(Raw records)
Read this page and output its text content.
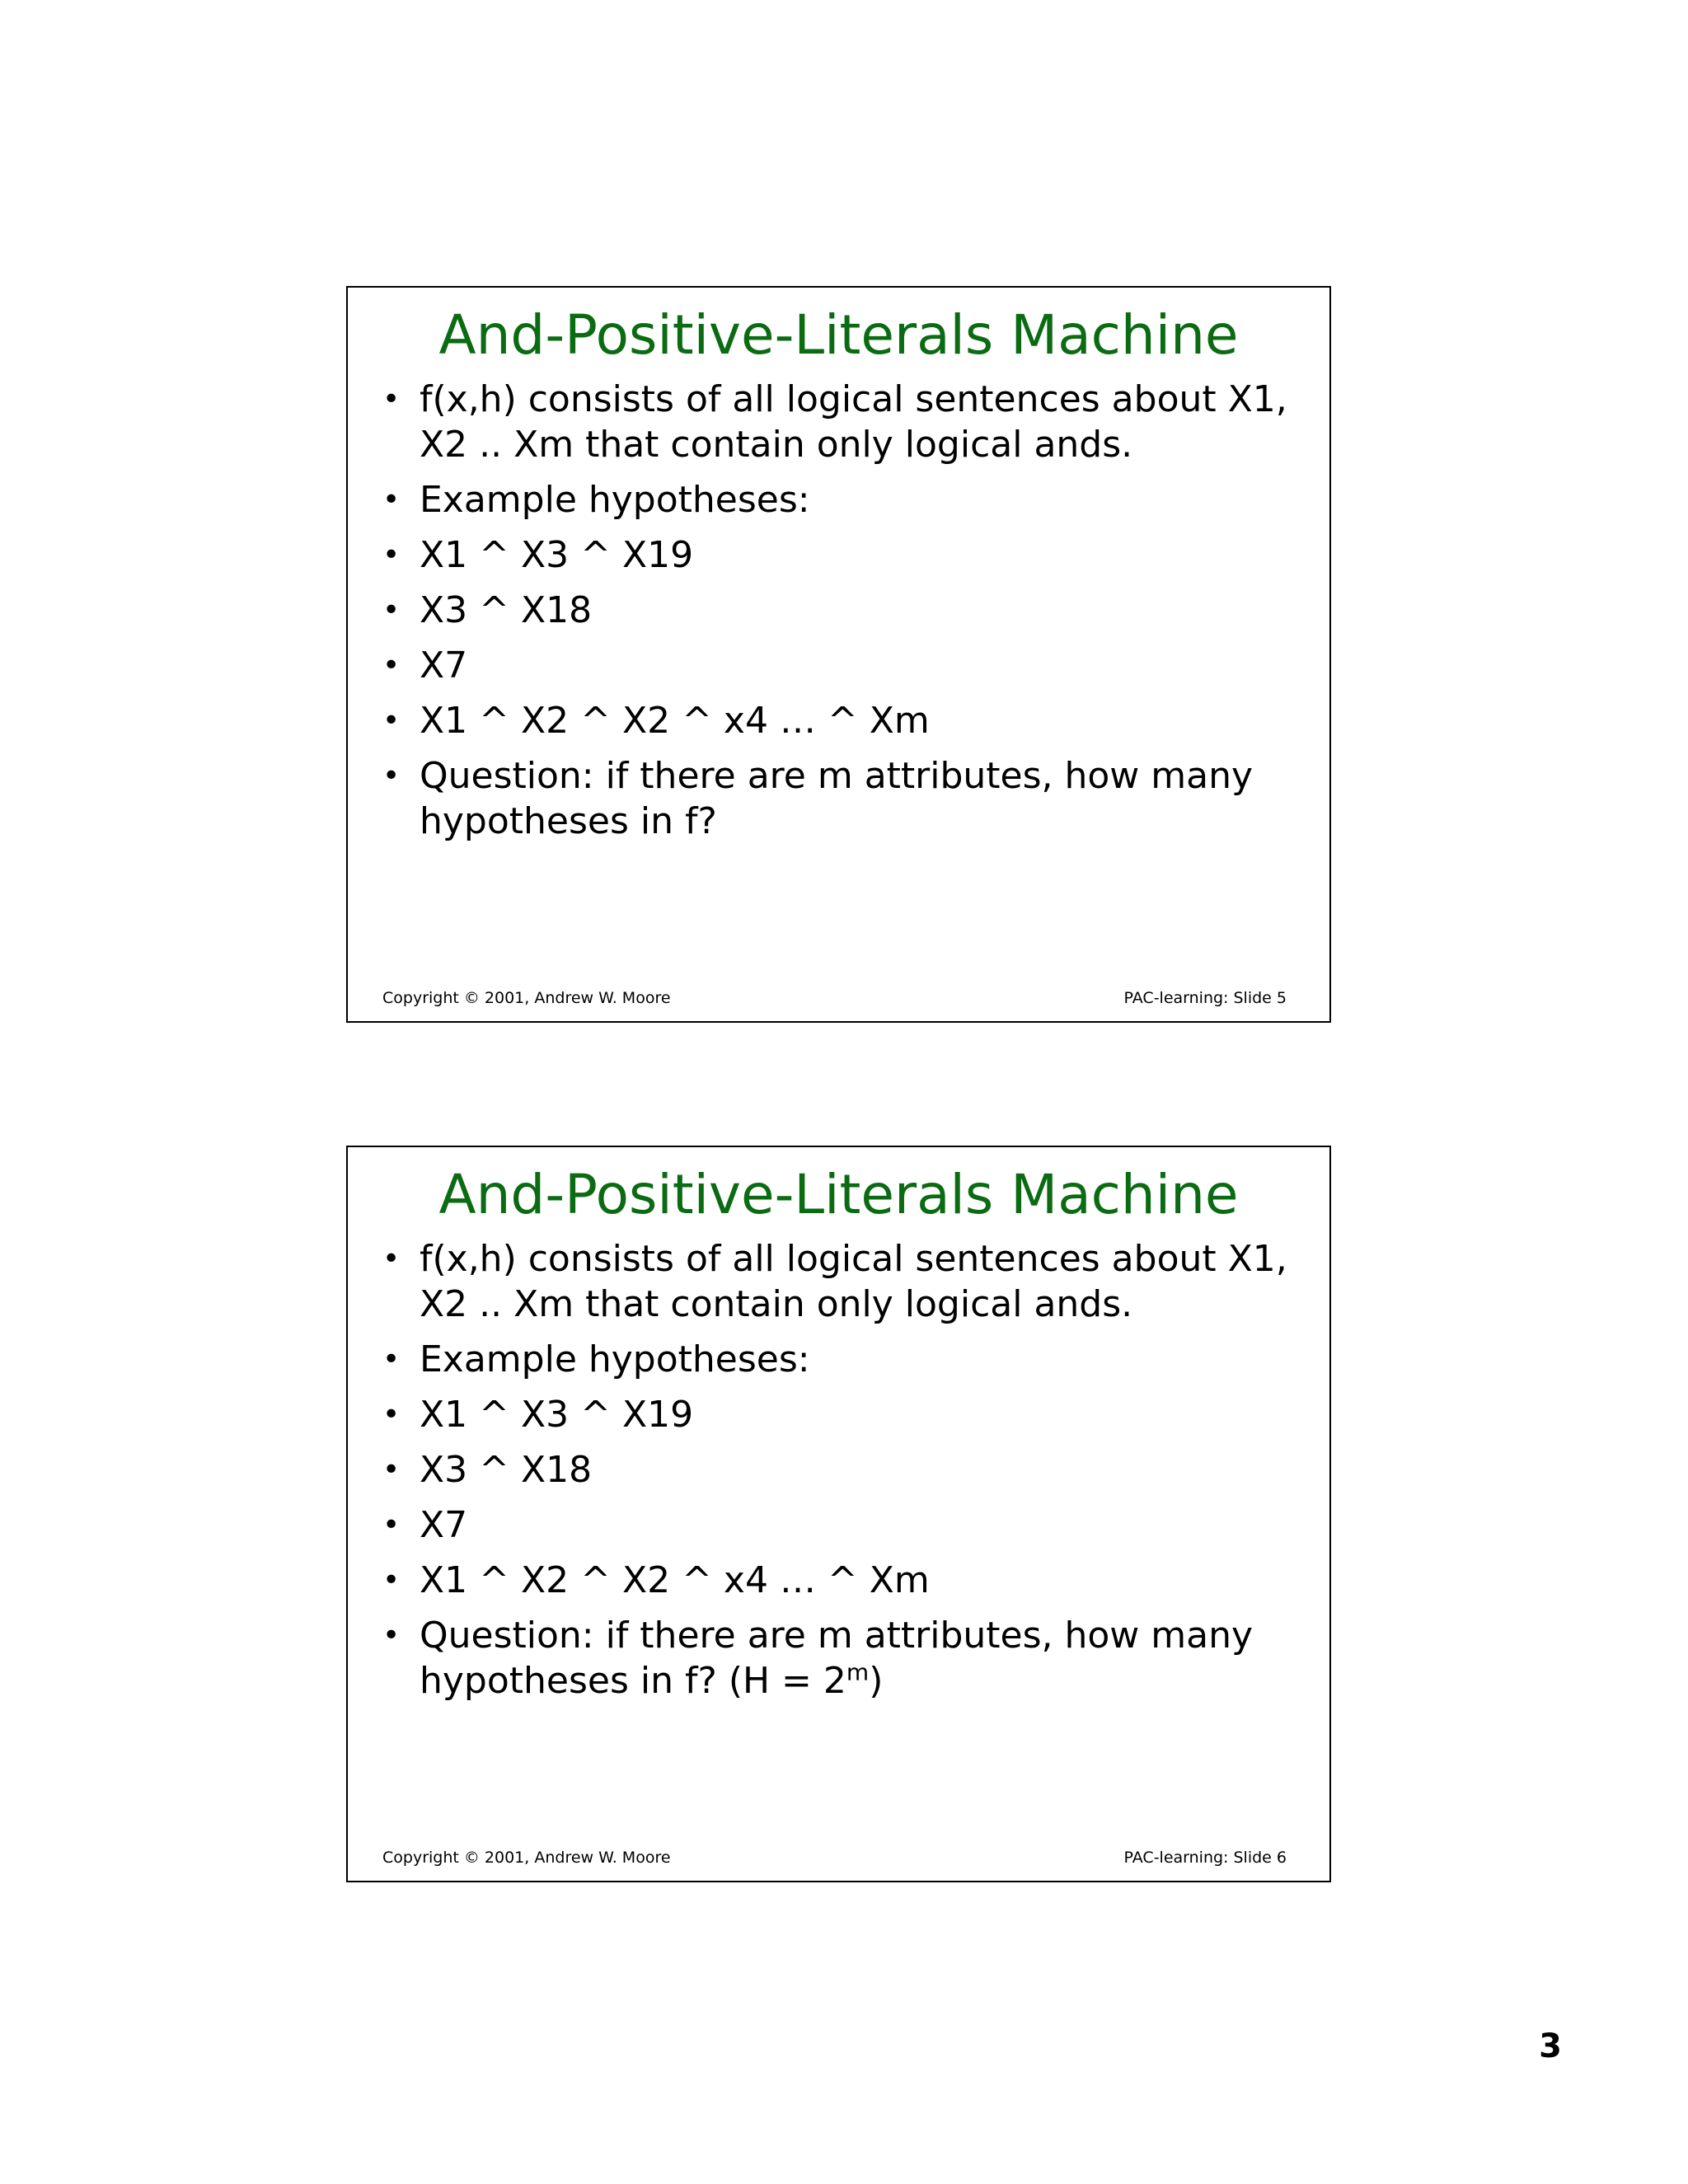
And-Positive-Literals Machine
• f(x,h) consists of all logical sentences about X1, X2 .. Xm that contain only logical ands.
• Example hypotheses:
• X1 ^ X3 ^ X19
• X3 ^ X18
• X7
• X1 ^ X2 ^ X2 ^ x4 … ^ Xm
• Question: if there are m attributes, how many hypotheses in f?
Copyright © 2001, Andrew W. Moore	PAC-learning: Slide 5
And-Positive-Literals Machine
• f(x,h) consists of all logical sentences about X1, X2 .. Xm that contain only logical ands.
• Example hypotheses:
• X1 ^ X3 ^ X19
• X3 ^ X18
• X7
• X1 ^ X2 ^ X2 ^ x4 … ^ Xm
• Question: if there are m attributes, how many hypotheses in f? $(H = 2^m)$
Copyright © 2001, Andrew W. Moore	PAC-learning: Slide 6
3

## WRITTEN INSTRUCTION
Whichever lines contain the string "Andrew", select and copy them.

## FINISHED TASK
Copyright © 2001, Andrew W. Moore	PAC-learning: Slide 5
Copyright © 2001, Andrew W. Moore	PAC-learning: Slide 6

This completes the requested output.